____ RAW RECORDS

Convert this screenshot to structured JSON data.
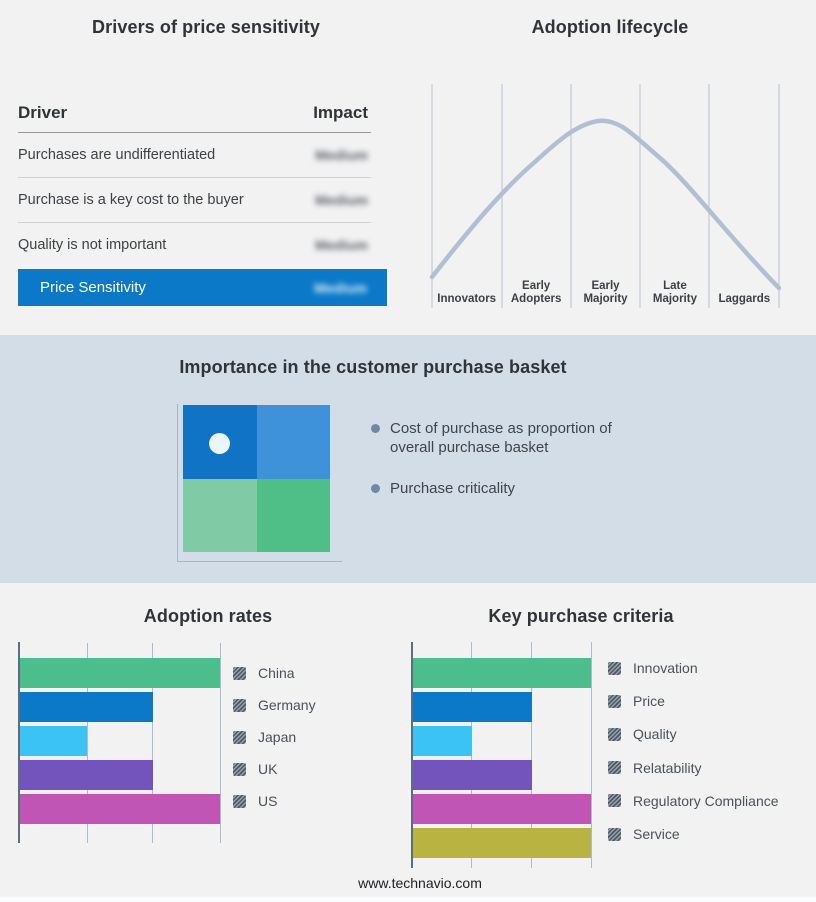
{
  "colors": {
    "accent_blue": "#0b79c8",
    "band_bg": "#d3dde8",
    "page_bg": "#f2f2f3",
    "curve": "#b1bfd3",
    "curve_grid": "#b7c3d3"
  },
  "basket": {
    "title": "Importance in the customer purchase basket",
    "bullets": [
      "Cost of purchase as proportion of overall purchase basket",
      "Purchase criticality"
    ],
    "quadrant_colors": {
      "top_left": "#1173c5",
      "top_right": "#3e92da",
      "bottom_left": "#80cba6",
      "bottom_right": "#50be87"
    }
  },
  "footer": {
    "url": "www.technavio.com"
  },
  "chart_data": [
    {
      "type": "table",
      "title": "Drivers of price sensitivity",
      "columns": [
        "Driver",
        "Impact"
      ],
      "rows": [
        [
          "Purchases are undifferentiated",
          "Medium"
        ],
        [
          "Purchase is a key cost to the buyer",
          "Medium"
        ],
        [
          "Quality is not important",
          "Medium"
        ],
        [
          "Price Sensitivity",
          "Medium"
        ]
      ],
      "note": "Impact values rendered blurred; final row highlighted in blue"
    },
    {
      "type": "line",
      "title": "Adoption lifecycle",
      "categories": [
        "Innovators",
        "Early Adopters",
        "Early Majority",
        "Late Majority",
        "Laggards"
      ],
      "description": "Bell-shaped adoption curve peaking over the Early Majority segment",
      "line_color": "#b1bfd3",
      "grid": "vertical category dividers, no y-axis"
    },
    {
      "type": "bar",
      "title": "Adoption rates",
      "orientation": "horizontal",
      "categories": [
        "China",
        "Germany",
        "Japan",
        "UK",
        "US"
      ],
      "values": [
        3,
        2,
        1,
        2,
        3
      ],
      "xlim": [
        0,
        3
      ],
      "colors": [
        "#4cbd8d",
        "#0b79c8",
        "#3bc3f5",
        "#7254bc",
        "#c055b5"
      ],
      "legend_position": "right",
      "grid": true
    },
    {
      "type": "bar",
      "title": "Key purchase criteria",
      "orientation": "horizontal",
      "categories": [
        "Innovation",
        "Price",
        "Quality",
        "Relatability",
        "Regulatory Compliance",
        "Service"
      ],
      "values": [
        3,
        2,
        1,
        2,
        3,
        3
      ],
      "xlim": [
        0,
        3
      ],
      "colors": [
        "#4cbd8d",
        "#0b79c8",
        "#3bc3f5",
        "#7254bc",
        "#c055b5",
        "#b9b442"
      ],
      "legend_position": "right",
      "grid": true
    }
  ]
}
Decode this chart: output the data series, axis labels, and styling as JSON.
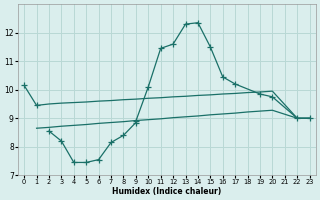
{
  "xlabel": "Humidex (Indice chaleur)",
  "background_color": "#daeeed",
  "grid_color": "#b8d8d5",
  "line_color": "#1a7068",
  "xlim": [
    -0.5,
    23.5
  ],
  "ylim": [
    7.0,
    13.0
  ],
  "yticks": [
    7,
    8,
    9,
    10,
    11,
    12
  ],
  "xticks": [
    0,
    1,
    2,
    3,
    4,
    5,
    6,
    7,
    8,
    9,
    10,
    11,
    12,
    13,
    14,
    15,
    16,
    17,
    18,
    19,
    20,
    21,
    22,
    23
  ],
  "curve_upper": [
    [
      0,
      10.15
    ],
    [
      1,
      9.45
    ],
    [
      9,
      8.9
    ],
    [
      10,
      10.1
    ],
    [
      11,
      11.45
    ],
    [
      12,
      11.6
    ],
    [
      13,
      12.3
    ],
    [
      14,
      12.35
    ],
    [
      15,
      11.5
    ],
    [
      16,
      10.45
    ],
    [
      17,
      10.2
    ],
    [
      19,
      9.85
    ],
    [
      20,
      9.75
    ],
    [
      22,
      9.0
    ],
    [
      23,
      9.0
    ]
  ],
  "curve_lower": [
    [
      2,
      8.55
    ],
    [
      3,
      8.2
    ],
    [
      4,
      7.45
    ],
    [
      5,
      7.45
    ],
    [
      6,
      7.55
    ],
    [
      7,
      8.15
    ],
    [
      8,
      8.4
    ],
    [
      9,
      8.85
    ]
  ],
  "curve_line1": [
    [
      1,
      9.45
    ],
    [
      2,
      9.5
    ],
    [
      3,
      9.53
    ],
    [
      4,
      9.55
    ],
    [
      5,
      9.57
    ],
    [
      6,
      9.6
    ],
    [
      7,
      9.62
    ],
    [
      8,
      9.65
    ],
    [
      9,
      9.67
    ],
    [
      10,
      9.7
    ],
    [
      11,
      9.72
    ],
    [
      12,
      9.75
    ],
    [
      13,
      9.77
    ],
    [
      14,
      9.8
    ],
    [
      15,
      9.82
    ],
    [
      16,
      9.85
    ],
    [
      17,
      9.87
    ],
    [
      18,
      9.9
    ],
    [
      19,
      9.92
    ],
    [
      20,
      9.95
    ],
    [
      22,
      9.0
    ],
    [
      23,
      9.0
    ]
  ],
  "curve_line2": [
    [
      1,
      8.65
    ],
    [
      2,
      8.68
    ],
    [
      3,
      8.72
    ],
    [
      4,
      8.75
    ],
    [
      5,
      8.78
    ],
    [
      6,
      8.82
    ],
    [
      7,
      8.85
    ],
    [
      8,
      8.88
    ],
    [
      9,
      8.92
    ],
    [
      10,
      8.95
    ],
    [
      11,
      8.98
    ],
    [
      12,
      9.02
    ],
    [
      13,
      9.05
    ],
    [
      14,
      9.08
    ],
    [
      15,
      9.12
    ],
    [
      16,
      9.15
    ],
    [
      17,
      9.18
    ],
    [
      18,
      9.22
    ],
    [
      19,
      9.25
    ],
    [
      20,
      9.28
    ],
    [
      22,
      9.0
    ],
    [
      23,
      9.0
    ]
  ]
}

________

#### WHAT THE TASK REQUIRES:
Go through the lines above. Select every one that has the string "this".

#### OUTPUT BELOW:
Convert this screenshot to structured JSON data.
Decode this chart: output the data series, axis labels, and styling as JSON.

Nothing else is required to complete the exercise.